**Stated problem**
Reproduce each of the following rows without any alteration.

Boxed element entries
..............................
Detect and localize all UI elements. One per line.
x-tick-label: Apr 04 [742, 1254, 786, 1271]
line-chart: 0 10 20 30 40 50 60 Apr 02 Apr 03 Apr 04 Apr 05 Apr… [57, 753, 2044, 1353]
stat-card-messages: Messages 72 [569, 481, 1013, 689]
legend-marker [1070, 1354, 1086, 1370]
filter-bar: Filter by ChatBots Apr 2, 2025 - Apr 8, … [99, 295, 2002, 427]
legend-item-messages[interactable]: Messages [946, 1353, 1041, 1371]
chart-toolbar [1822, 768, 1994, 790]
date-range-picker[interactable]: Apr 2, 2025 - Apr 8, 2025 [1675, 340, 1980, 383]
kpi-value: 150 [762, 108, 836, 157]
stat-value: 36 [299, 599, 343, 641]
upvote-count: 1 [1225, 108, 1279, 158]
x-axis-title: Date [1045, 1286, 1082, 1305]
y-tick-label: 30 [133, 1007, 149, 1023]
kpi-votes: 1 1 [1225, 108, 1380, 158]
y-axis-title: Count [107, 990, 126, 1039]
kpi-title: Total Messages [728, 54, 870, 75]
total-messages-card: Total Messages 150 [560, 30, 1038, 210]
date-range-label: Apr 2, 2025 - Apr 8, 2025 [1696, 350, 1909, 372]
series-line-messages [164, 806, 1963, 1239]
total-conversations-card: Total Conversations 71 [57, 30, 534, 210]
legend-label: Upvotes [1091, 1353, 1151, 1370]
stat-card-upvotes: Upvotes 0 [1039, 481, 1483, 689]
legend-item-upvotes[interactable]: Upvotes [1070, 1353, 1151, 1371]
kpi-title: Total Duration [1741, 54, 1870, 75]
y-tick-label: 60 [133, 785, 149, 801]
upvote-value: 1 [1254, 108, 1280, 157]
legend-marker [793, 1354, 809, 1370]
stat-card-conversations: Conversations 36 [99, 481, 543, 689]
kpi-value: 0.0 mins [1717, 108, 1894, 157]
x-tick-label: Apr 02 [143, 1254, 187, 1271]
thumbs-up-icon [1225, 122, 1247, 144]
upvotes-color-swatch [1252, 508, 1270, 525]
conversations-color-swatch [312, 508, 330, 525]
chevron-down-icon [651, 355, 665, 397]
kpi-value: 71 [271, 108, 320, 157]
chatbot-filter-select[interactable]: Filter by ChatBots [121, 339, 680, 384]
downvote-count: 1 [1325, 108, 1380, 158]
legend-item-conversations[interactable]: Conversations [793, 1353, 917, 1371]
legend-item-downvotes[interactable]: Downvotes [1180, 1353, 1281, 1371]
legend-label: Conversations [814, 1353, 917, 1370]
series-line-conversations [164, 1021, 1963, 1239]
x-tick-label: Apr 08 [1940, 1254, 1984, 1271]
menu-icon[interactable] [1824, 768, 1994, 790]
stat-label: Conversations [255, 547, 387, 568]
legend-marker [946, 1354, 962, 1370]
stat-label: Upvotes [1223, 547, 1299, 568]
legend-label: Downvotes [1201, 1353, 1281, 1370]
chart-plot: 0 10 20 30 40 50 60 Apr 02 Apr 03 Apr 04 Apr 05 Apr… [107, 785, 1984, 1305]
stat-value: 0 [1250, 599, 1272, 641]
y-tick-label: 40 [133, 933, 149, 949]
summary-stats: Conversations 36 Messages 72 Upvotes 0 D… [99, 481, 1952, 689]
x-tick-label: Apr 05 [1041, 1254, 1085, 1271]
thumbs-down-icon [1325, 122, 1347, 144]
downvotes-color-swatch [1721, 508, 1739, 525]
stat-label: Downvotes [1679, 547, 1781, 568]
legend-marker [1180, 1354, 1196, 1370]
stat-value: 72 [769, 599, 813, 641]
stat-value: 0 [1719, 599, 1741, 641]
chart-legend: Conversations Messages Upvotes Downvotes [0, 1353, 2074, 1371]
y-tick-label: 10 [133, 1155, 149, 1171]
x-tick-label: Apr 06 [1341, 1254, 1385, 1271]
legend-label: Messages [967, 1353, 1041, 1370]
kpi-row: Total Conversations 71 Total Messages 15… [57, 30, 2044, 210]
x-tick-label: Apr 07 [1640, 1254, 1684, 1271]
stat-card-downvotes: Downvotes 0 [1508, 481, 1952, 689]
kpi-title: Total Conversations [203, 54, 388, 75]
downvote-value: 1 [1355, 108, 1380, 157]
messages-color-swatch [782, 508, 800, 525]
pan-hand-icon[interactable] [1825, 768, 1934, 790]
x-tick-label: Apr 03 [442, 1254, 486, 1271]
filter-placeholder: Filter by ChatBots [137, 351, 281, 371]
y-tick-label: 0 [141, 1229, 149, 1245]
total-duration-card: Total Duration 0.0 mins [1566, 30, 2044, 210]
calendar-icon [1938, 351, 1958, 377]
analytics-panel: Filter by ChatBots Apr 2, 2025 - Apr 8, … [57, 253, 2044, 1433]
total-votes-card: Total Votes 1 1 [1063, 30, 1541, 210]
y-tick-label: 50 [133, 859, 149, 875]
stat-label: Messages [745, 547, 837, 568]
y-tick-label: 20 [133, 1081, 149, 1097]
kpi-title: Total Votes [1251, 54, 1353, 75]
..............................
**Full answer**
Detect and localize all UI elements. One per line.
x-tick-label: Apr 04 [742, 1254, 786, 1271]
line-chart: 0 10 20 30 40 50 60 Apr 02 Apr 03 Apr 04 Apr 05 Apr… [57, 753, 2044, 1353]
stat-card-messages: Messages 72 [569, 481, 1013, 689]
legend-marker [1070, 1354, 1086, 1370]
filter-bar: Filter by ChatBots Apr 2, 2025 - Apr 8, … [99, 295, 2002, 427]
legend-item-messages[interactable]: Messages [946, 1353, 1041, 1371]
chart-toolbar [1822, 768, 1994, 790]
date-range-picker[interactable]: Apr 2, 2025 - Apr 8, 2025 [1675, 340, 1980, 383]
kpi-value: 150 [762, 108, 836, 157]
stat-value: 36 [299, 599, 343, 641]
upvote-count: 1 [1225, 108, 1279, 158]
x-axis-title: Date [1045, 1286, 1082, 1305]
y-tick-label: 30 [133, 1007, 149, 1023]
kpi-votes: 1 1 [1225, 108, 1380, 158]
y-axis-title: Count [107, 990, 126, 1039]
kpi-title: Total Messages [728, 54, 870, 75]
total-messages-card: Total Messages 150 [560, 30, 1038, 210]
date-range-label: Apr 2, 2025 - Apr 8, 2025 [1696, 350, 1909, 372]
series-line-messages [164, 806, 1963, 1239]
total-conversations-card: Total Conversations 71 [57, 30, 534, 210]
legend-label: Upvotes [1091, 1353, 1151, 1370]
stat-card-upvotes: Upvotes 0 [1039, 481, 1483, 689]
legend-item-upvotes[interactable]: Upvotes [1070, 1353, 1151, 1371]
kpi-title: Total Duration [1741, 54, 1870, 75]
y-tick-label: 60 [133, 785, 149, 801]
upvote-value: 1 [1254, 108, 1280, 157]
legend-marker [793, 1354, 809, 1370]
stat-card-conversations: Conversations 36 [99, 481, 543, 689]
kpi-value: 0.0 mins [1717, 108, 1894, 157]
x-tick-label: Apr 02 [143, 1254, 187, 1271]
thumbs-up-icon [1225, 122, 1247, 144]
upvotes-color-swatch [1252, 508, 1270, 525]
conversations-color-swatch [312, 508, 330, 525]
chevron-down-icon [651, 355, 665, 397]
kpi-value: 71 [271, 108, 320, 157]
chatbot-filter-select[interactable]: Filter by ChatBots [121, 339, 680, 384]
downvote-count: 1 [1325, 108, 1380, 158]
legend-item-conversations[interactable]: Conversations [793, 1353, 917, 1371]
legend-item-downvotes[interactable]: Downvotes [1180, 1353, 1281, 1371]
legend-label: Conversations [814, 1353, 917, 1370]
series-line-conversations [164, 1021, 1963, 1239]
x-tick-label: Apr 08 [1940, 1254, 1984, 1271]
menu-icon[interactable] [1824, 768, 1994, 790]
stat-label: Conversations [255, 547, 387, 568]
legend-marker [946, 1354, 962, 1370]
stat-label: Upvotes [1223, 547, 1299, 568]
legend-label: Downvotes [1201, 1353, 1281, 1370]
chart-plot: 0 10 20 30 40 50 60 Apr 02 Apr 03 Apr 04 Apr 05 Apr… [107, 785, 1984, 1305]
stat-value: 0 [1250, 599, 1272, 641]
y-tick-label: 40 [133, 933, 149, 949]
summary-stats: Conversations 36 Messages 72 Upvotes 0 D… [99, 481, 1952, 689]
x-tick-label: Apr 05 [1041, 1254, 1085, 1271]
thumbs-down-icon [1325, 122, 1347, 144]
downvotes-color-swatch [1721, 508, 1739, 525]
stat-label: Downvotes [1679, 547, 1781, 568]
legend-marker [1180, 1354, 1196, 1370]
stat-value: 72 [769, 599, 813, 641]
stat-value: 0 [1719, 599, 1741, 641]
chart-legend: Conversations Messages Upvotes Downvotes [0, 1353, 2074, 1371]
y-tick-label: 10 [133, 1155, 149, 1171]
x-tick-label: Apr 06 [1341, 1254, 1385, 1271]
legend-label: Messages [967, 1353, 1041, 1370]
kpi-row: Total Conversations 71 Total Messages 15… [57, 30, 2044, 210]
x-tick-label: Apr 07 [1640, 1254, 1684, 1271]
stat-card-downvotes: Downvotes 0 [1508, 481, 1952, 689]
kpi-title: Total Conversations [203, 54, 388, 75]
downvote-value: 1 [1355, 108, 1380, 157]
messages-color-swatch [782, 508, 800, 525]
pan-hand-icon[interactable] [1825, 768, 1934, 790]
x-tick-label: Apr 03 [442, 1254, 486, 1271]
filter-placeholder: Filter by ChatBots [137, 351, 281, 371]
y-tick-label: 0 [141, 1229, 149, 1245]
total-duration-card: Total Duration 0.0 mins [1566, 30, 2044, 210]
calendar-icon [1938, 351, 1958, 377]
analytics-panel: Filter by ChatBots Apr 2, 2025 - Apr 8, … [57, 253, 2044, 1433]
total-votes-card: Total Votes 1 1 [1063, 30, 1541, 210]
y-tick-label: 50 [133, 859, 149, 875]
stat-label: Messages [745, 547, 837, 568]
y-tick-label: 20 [133, 1081, 149, 1097]
kpi-title: Total Votes [1251, 54, 1353, 75]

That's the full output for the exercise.